SHORT EXERCISE:
Keep only the lines that hold the string "screenshot", filtering out the rest of the entries below.
--- begin MATERIAL FOR THIS TASK ---
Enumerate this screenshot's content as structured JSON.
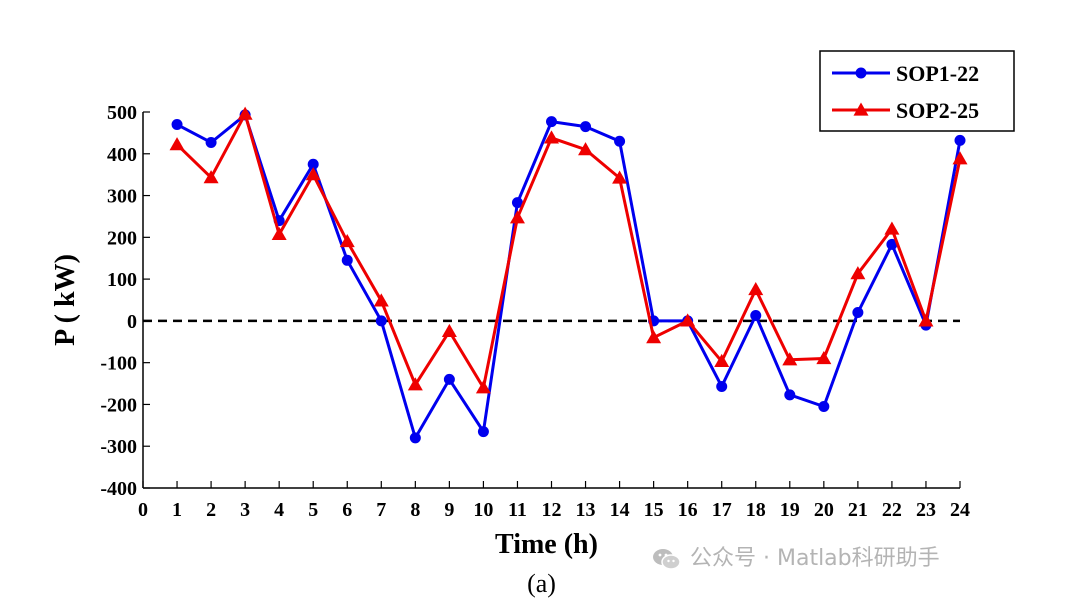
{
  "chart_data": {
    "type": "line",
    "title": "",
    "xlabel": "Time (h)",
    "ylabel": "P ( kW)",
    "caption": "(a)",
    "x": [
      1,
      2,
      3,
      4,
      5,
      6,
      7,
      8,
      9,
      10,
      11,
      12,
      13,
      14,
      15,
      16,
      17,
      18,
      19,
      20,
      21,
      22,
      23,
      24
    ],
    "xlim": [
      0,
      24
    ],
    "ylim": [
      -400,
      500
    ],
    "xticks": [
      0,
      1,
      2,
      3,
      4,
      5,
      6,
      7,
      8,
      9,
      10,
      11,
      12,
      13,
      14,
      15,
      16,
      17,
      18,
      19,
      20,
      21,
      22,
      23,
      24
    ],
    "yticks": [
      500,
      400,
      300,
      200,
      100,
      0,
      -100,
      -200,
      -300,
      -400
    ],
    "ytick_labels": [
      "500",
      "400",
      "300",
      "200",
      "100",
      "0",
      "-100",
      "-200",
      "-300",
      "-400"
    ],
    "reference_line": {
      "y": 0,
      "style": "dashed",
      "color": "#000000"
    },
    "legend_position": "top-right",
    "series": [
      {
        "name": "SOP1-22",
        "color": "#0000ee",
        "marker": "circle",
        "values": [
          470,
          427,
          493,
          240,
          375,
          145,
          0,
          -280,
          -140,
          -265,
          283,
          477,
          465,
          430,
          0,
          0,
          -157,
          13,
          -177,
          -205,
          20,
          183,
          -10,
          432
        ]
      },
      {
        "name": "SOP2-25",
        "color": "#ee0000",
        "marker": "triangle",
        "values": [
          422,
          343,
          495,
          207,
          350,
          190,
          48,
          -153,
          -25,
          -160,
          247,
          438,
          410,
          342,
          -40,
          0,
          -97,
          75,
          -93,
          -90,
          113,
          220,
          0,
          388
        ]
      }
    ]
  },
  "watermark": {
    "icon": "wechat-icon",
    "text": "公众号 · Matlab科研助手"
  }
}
--- end MATERIAL FOR THIS TASK ---
--- begin MATERIAL FOR THIS TASK ---
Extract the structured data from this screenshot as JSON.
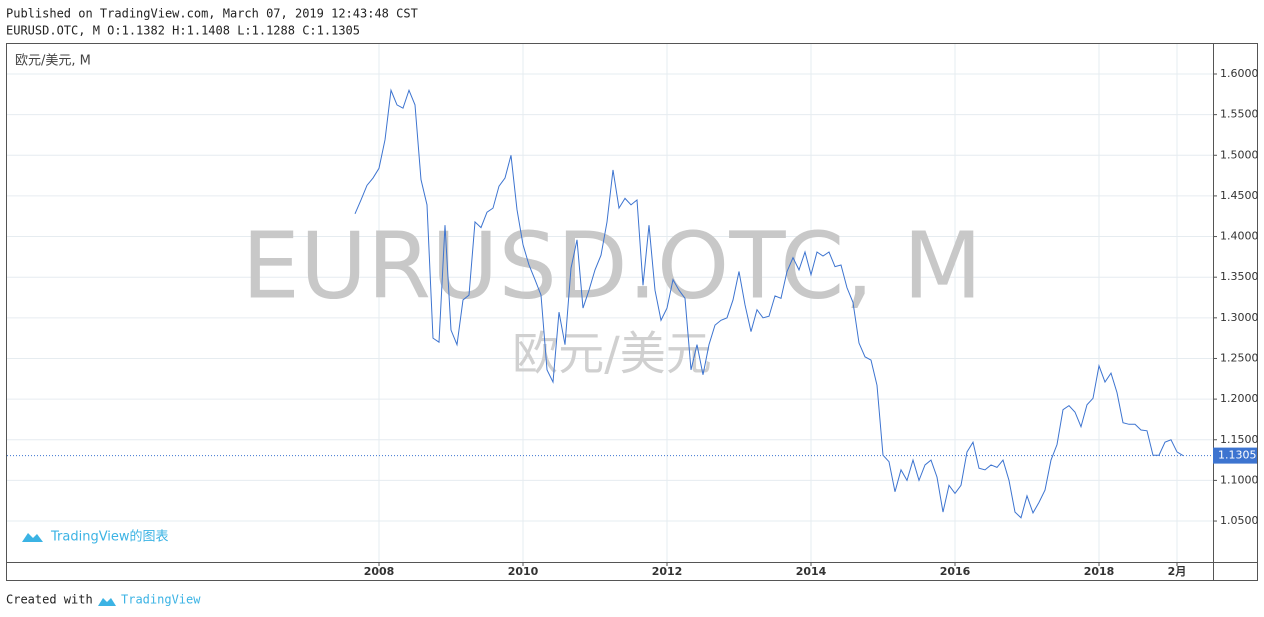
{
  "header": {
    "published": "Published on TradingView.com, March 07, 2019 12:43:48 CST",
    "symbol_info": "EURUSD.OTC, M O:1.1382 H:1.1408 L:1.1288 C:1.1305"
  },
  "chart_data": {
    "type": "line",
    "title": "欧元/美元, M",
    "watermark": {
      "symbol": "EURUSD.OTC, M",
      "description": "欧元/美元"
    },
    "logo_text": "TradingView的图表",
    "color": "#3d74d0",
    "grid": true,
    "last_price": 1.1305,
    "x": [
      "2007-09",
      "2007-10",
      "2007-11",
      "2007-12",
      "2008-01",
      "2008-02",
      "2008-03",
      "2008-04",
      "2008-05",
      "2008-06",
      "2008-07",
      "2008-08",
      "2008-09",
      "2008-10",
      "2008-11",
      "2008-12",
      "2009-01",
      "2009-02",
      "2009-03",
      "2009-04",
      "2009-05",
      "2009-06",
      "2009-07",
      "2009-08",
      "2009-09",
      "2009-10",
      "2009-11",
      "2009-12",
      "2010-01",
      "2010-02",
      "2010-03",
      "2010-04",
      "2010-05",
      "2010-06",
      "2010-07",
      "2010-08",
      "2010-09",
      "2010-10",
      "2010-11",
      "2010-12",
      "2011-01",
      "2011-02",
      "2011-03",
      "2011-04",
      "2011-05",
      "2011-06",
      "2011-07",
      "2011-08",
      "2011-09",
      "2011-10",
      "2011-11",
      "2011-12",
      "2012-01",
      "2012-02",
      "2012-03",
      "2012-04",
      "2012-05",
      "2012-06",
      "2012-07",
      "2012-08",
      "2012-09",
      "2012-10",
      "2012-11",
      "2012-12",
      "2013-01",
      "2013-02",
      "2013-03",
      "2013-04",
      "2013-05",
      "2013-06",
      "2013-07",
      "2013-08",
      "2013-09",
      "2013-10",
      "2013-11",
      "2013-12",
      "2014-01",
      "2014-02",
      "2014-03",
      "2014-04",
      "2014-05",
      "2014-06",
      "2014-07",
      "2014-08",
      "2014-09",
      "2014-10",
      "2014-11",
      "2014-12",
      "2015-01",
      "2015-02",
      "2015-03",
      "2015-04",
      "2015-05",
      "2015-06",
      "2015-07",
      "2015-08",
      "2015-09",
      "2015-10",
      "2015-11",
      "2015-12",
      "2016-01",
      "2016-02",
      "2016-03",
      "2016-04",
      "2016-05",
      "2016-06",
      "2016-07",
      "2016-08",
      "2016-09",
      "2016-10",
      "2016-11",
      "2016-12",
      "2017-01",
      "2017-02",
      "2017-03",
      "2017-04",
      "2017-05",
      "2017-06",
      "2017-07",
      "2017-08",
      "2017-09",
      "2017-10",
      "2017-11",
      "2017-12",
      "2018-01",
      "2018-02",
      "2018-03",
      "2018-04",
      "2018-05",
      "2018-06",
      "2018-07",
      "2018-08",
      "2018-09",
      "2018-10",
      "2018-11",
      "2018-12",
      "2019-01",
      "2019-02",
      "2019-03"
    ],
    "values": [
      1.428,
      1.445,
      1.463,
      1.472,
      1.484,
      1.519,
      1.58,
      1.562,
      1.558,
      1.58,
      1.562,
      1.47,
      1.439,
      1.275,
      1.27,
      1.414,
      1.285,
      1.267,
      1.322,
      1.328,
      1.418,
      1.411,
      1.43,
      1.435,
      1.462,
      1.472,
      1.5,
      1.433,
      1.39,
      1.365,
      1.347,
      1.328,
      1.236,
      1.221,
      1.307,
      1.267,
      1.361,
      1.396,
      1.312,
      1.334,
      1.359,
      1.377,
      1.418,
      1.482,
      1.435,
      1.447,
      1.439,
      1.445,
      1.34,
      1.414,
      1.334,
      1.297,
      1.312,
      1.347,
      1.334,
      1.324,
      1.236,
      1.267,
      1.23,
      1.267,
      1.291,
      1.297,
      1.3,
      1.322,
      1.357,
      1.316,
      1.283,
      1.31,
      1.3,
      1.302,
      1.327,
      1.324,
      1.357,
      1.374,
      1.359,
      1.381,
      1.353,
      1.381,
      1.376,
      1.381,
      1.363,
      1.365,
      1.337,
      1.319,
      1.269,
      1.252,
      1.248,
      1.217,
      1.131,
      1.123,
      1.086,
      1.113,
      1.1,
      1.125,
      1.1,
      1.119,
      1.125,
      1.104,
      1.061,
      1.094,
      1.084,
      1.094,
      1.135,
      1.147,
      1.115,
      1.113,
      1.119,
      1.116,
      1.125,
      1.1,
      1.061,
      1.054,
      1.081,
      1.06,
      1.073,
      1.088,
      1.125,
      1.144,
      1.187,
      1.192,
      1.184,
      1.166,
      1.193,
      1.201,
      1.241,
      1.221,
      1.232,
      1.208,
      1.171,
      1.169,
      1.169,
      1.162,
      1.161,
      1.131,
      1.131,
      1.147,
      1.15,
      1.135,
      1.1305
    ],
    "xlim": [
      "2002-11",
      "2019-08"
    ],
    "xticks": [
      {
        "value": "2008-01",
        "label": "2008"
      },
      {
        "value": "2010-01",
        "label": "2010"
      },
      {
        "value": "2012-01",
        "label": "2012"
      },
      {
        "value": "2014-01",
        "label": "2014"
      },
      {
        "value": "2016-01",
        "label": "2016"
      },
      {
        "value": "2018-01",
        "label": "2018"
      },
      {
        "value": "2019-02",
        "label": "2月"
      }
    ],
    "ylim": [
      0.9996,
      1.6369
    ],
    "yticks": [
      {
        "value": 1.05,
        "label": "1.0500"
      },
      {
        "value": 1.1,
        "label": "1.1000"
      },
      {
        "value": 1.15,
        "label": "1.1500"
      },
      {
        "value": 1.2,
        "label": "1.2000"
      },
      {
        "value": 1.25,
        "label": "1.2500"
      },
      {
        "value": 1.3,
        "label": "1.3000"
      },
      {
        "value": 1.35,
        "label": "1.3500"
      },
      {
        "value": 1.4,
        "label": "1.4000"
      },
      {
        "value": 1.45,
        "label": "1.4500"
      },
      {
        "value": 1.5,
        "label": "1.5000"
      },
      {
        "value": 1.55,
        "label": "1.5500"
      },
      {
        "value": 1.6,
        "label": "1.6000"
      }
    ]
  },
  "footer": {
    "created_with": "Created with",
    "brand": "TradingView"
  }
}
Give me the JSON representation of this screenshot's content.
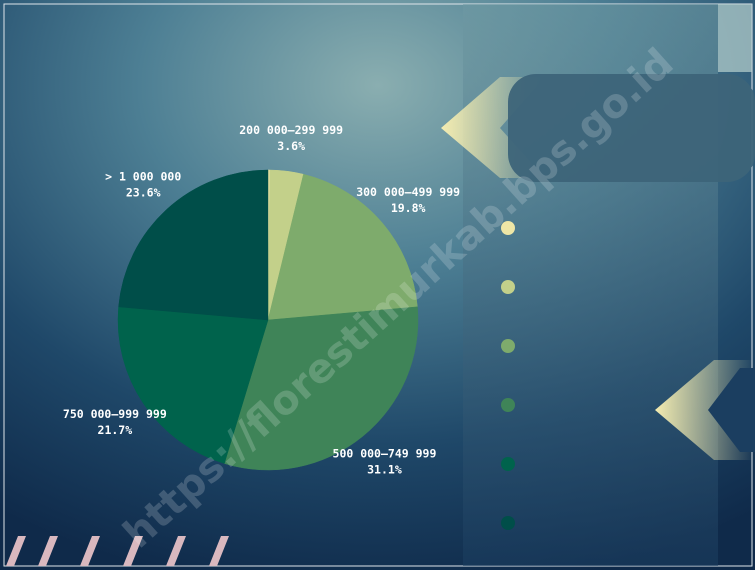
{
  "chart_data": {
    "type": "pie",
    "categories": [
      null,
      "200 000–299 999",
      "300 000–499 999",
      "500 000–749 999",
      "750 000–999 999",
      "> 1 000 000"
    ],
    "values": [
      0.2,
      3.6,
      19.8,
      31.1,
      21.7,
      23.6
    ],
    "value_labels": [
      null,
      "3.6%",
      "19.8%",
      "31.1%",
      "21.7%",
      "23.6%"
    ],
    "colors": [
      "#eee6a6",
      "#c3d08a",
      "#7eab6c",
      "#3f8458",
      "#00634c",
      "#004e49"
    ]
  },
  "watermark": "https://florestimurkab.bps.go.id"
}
--- end MATERIAL FOR THIS TASK ---
CORRECT OUTPUT:
Enumerate this screenshot's content as structured JSON.
Extract the structured data from this screenshot as JSON.
Give me the JSON representation of this screenshot's content.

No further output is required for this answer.